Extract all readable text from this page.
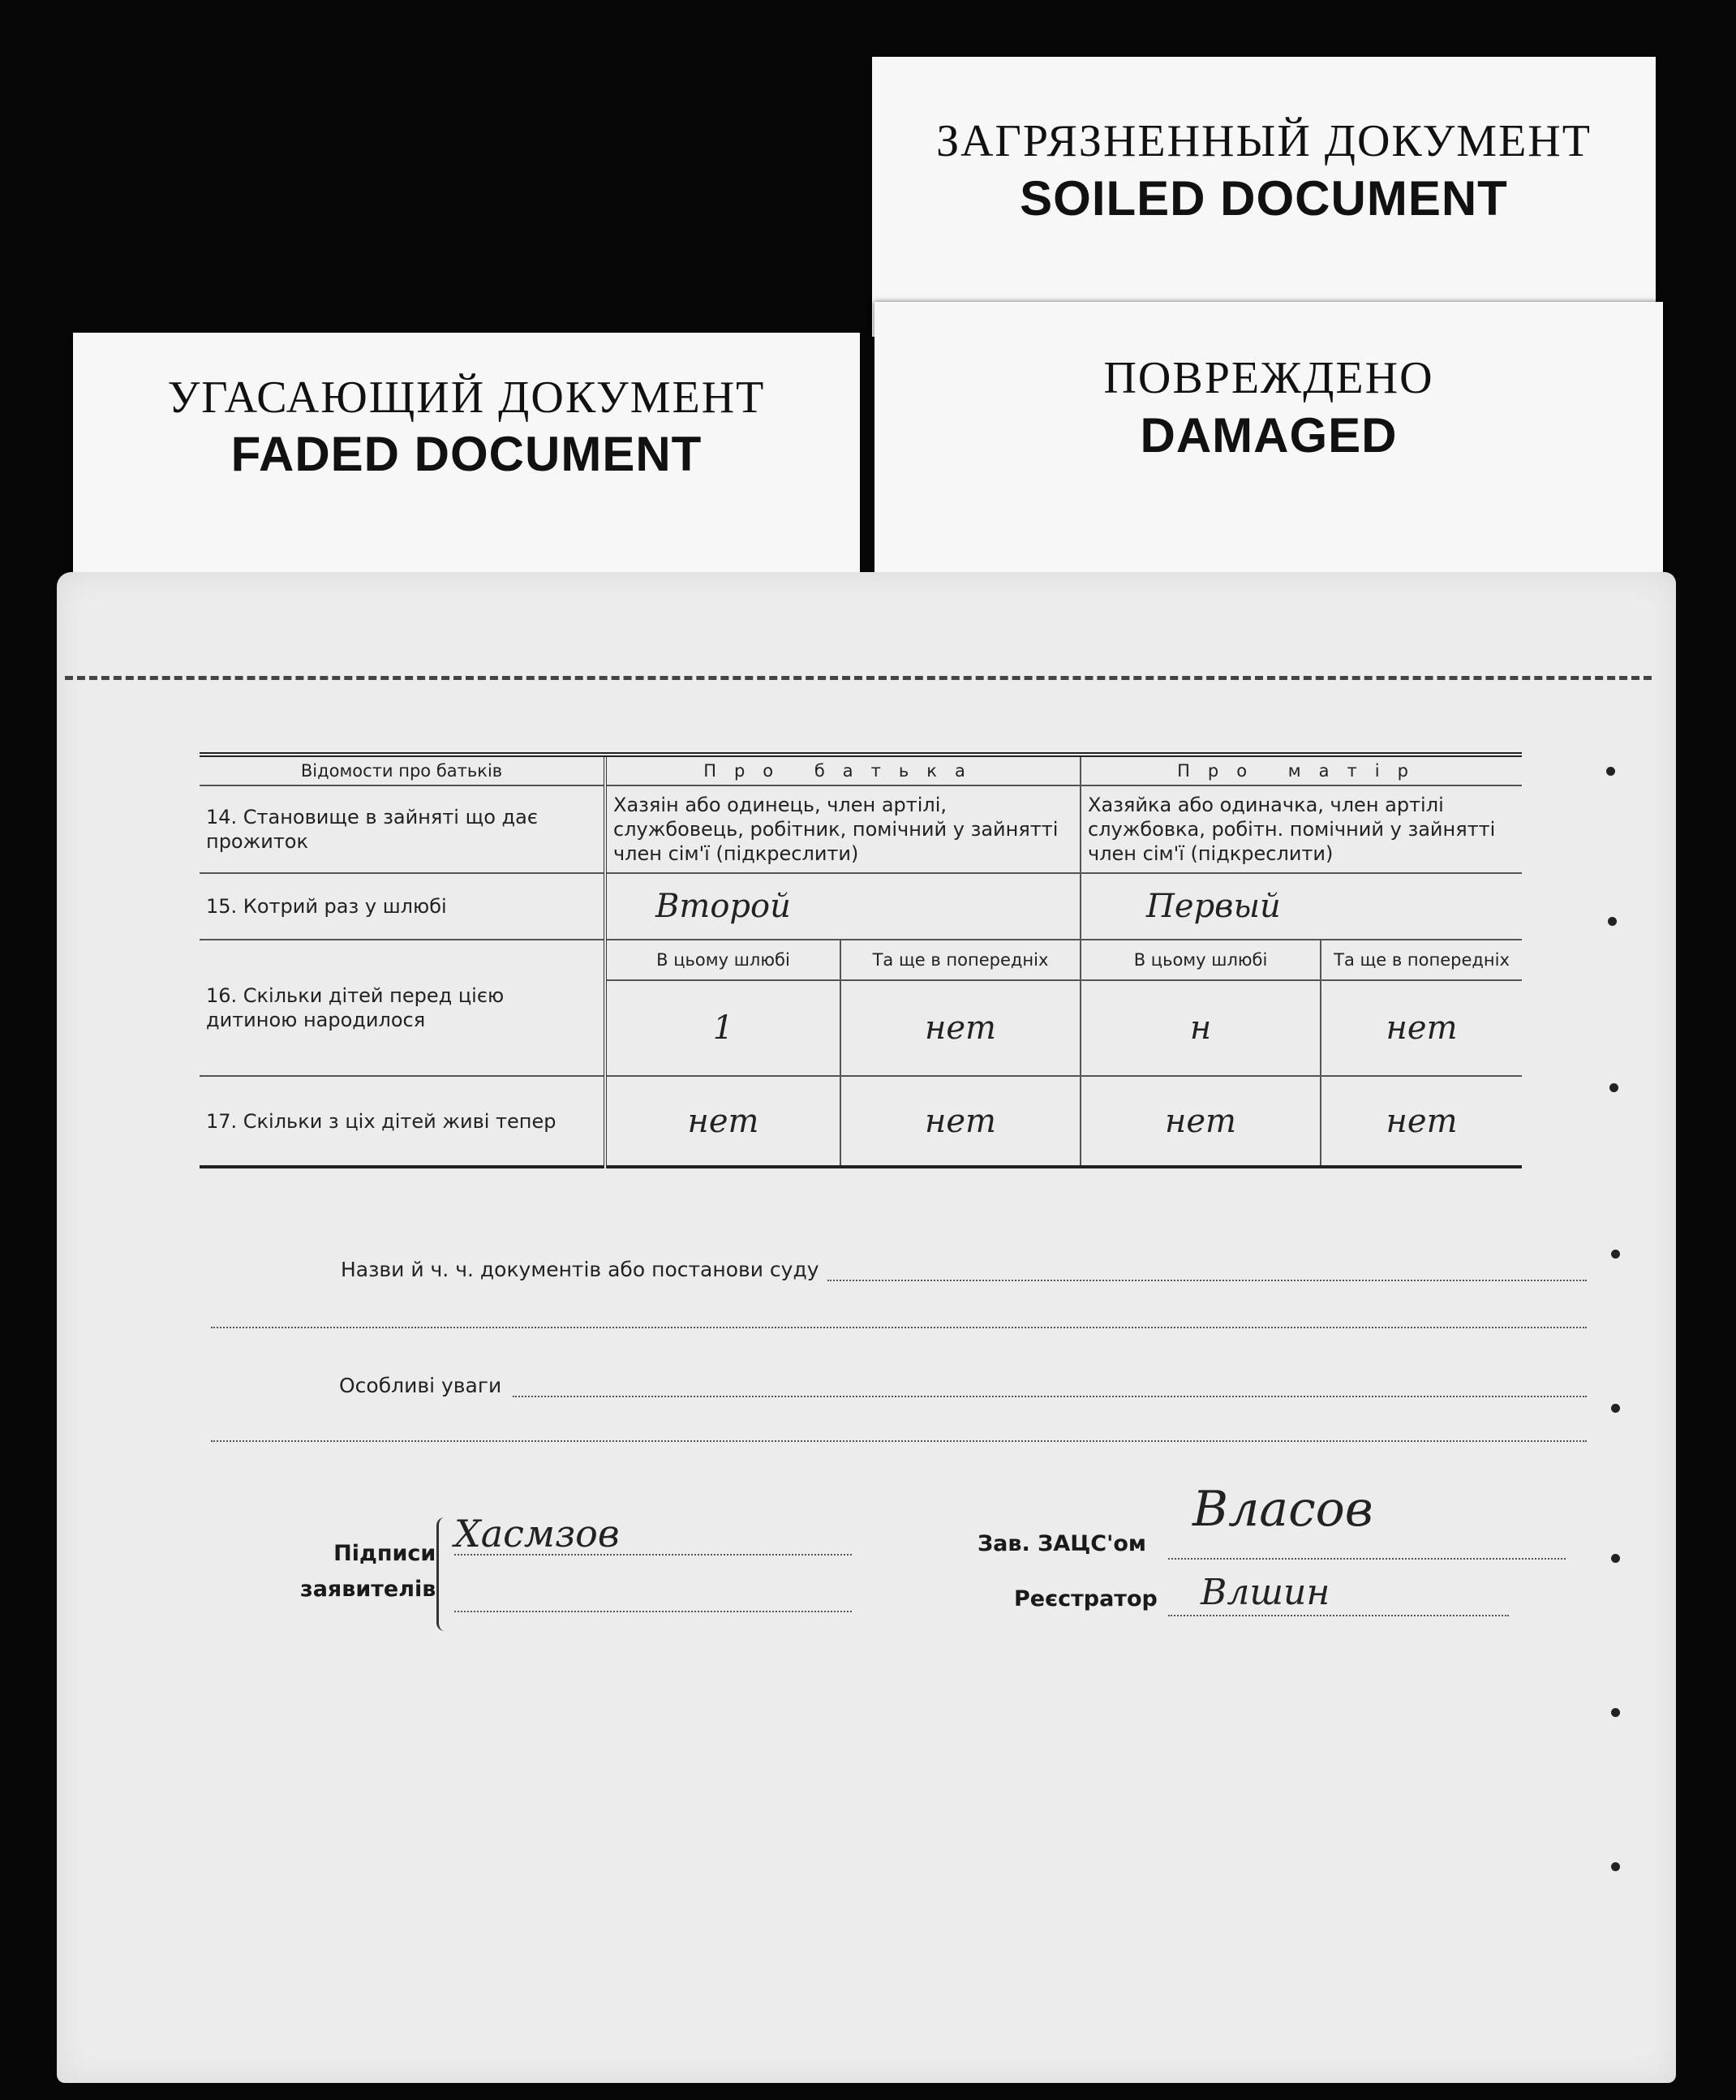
ЗАГРЯЗНЕННЫЙ ДОКУМЕНТ
SOILED DOCUMENT
УГАСАЮЩИЙ ДОКУМЕНТ
FADED DOCUMENT
ПОВРЕЖДЕНО
DAMAGED
Відомости про батьків	Про батька		Про матір	
14. Становище в зайняті що дає прожиток	Хазяін або одинець, член артілі, службовець, робітник, помічний у зайнятті член сім'ї (підкреслити)		Хазяйка або одиначка, член артілі службовка, робітн. помічний у зайнятті член сім'ї (підкреслити)	
15. Котрий раз у шлюбі	Второй		Первый	
16. Скільки дітей перед цією дитиною народилося	В цьому шлюбі	Та ще в попередніх	В цьому шлюбі	Та ще в попередніх
	1	нет	н	нет
17. Скільки з ціх дітей живі тепер	нет	нет	нет	нет
Назви й ч. ч. документів або постанови суду
Особливі уваги
Підписи
заявителів
Хасмзов	Зав. ЗАЦС'ом
Власов
Реєстратор Влшин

> **To be done**
Restate the listing above word for word, and skip the pictures.

> **Worked answer**
Extract all readable text from this page.
ЗАГРЯЗНЕННЫЙ ДОКУМЕНТ
SOILED DOCUMENT
УГАСАЮЩИЙ ДОКУМЕНТ
FADED DOCUMENT
ПОВРЕЖДЕНО
DAMAGED
Відомости про батьків	Про батька		Про матір	
14. Становище в зайняті що дає прожиток	Хазяін або одинець, член артілі, службовець, робітник, помічний у зайнятті член сім'ї (підкреслити)		Хазяйка або одиначка, член артілі службовка, робітн. помічний у зайнятті член сім'ї (підкреслити)	
15. Котрий раз у шлюбі	Второй		Первый	
16. Скільки дітей перед цією дитиною народилося	В цьому шлюбі	Та ще в попередніх	В цьому шлюбі	Та ще в попередніх
	1	нет	н	нет
17. Скільки з ціх дітей живі тепер	нет	нет	нет	нет
Назви й ч. ч. документів або постанови суду
Особливі уваги
Підписи
заявителів
Хасмзов	Зав. ЗАЦС'ом
Власов
Реєстратор Влшин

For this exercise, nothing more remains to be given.